» Exercise prompt
Copy every line of the material below character for character, keeping the original order and leaving nothing out.
○ ○ ○ ○ ○ ○ ○
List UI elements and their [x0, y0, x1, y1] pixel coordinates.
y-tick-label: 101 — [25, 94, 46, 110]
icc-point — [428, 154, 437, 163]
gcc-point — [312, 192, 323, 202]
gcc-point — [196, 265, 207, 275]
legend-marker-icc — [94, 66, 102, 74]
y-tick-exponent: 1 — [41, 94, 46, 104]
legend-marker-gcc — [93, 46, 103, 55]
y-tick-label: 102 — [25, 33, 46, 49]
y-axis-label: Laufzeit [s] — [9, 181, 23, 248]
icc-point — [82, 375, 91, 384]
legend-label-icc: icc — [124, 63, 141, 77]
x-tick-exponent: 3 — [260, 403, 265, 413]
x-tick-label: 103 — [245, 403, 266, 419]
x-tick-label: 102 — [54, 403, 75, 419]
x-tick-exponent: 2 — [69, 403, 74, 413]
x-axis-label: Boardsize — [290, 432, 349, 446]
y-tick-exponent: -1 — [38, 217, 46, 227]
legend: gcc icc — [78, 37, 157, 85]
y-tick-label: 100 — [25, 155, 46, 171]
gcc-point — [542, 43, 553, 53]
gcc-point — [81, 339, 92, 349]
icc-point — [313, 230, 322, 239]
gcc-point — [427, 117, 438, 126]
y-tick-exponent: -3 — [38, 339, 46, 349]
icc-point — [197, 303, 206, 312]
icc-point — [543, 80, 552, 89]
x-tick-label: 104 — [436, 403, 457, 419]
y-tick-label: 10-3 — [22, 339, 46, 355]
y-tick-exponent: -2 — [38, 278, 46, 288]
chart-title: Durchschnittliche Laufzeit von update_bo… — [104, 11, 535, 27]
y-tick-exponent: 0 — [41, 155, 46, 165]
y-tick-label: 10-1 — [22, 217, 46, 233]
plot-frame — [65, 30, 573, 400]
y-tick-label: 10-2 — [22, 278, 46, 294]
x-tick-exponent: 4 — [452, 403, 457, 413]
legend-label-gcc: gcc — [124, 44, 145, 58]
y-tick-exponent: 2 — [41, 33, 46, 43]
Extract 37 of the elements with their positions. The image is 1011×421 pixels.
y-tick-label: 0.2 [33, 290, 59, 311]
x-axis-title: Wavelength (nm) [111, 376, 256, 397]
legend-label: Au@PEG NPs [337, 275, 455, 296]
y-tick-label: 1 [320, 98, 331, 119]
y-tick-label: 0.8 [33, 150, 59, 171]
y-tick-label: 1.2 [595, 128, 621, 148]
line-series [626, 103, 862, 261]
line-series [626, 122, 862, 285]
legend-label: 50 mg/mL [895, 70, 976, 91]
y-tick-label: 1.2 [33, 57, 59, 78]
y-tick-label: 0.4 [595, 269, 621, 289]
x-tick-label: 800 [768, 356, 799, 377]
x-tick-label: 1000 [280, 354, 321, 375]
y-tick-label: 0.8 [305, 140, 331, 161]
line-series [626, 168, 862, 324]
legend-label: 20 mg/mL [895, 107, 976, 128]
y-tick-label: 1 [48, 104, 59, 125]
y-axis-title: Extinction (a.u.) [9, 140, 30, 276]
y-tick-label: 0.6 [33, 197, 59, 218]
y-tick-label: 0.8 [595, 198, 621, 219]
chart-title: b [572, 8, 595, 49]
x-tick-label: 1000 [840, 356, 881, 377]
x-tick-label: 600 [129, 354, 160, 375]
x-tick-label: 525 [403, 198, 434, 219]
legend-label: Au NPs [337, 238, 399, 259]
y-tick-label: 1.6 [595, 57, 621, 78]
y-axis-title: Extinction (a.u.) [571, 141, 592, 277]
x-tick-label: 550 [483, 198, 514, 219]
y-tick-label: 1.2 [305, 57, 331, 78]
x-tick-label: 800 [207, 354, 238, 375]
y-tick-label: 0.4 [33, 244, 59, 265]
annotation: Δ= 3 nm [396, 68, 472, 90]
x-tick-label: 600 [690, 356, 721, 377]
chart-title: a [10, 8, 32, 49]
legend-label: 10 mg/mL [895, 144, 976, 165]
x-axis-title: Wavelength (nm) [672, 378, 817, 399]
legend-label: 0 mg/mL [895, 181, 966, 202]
○ ○ ○ ○ ○ ○ ○
» Response to the exercise
List UI elements and their [x0, y0, x1, y1] pixel coordinates.
y-tick-label: 101 — [25, 94, 46, 110]
icc-point — [428, 154, 437, 163]
gcc-point — [312, 192, 323, 202]
gcc-point — [196, 265, 207, 275]
legend-marker-icc — [94, 66, 102, 74]
y-tick-exponent: 1 — [41, 94, 46, 104]
legend-marker-gcc — [93, 46, 103, 55]
y-tick-label: 102 — [25, 33, 46, 49]
y-axis-label: Laufzeit [s] — [9, 181, 23, 248]
icc-point — [82, 375, 91, 384]
legend-label-icc: icc — [124, 63, 141, 77]
x-tick-exponent: 3 — [260, 403, 265, 413]
x-tick-label: 103 — [245, 403, 266, 419]
x-tick-label: 102 — [54, 403, 75, 419]
x-tick-exponent: 2 — [69, 403, 74, 413]
x-axis-label: Boardsize — [290, 432, 349, 446]
y-tick-exponent: -1 — [38, 217, 46, 227]
legend: gcc icc — [78, 37, 157, 85]
y-tick-label: 100 — [25, 155, 46, 171]
gcc-point — [542, 43, 553, 53]
gcc-point — [81, 339, 92, 349]
icc-point — [313, 230, 322, 239]
gcc-point — [427, 117, 438, 126]
y-tick-exponent: -3 — [38, 339, 46, 349]
icc-point — [197, 303, 206, 312]
icc-point — [543, 80, 552, 89]
x-tick-label: 104 — [436, 403, 457, 419]
y-tick-label: 10-3 — [22, 339, 46, 355]
y-tick-exponent: -2 — [38, 278, 46, 288]
chart-title: Durchschnittliche Laufzeit von update_bo… — [104, 11, 535, 27]
y-tick-exponent: 0 — [41, 155, 46, 165]
y-tick-label: 10-1 — [22, 217, 46, 233]
plot-frame — [65, 30, 573, 400]
y-tick-label: 10-2 — [22, 278, 46, 294]
x-tick-exponent: 4 — [452, 403, 457, 413]
legend-label-gcc: gcc — [124, 44, 145, 58]
y-tick-exponent: 2 — [41, 33, 46, 43]
Extract 37 of the elements with their positions. The image is 1011×421 pixels.
y-tick-label: 0.2 [33, 290, 59, 311]
x-axis-title: Wavelength (nm) [111, 376, 256, 397]
legend-label: Au@PEG NPs [337, 275, 455, 296]
y-tick-label: 1 [320, 98, 331, 119]
y-tick-label: 0.8 [33, 150, 59, 171]
y-tick-label: 1.2 [595, 128, 621, 148]
line-series [626, 103, 862, 261]
line-series [626, 122, 862, 285]
legend-label: 50 mg/mL [895, 70, 976, 91]
y-tick-label: 1.2 [33, 57, 59, 78]
y-tick-label: 0.4 [595, 269, 621, 289]
x-tick-label: 800 [768, 356, 799, 377]
x-tick-label: 1000 [280, 354, 321, 375]
y-tick-label: 0.8 [305, 140, 331, 161]
line-series [626, 168, 862, 324]
legend-label: 20 mg/mL [895, 107, 976, 128]
y-tick-label: 1 [48, 104, 59, 125]
y-axis-title: Extinction (a.u.) [9, 140, 30, 276]
y-tick-label: 0.6 [33, 197, 59, 218]
y-tick-label: 0.8 [595, 198, 621, 219]
chart-title: b [572, 8, 595, 49]
x-tick-label: 1000 [840, 356, 881, 377]
x-tick-label: 600 [129, 354, 160, 375]
x-tick-label: 525 [403, 198, 434, 219]
legend-label: Au NPs [337, 238, 399, 259]
y-tick-label: 1.6 [595, 57, 621, 78]
y-axis-title: Extinction (a.u.) [571, 141, 592, 277]
x-tick-label: 550 [483, 198, 514, 219]
y-tick-label: 1.2 [305, 57, 331, 78]
x-tick-label: 800 [207, 354, 238, 375]
y-tick-label: 0.4 [33, 244, 59, 265]
annotation: Δ= 3 nm [396, 68, 472, 90]
x-tick-label: 600 [690, 356, 721, 377]
chart-title: a [10, 8, 32, 49]
legend-label: 10 mg/mL [895, 144, 976, 165]
x-axis-title: Wavelength (nm) [672, 378, 817, 399]
legend-label: 0 mg/mL [895, 181, 966, 202]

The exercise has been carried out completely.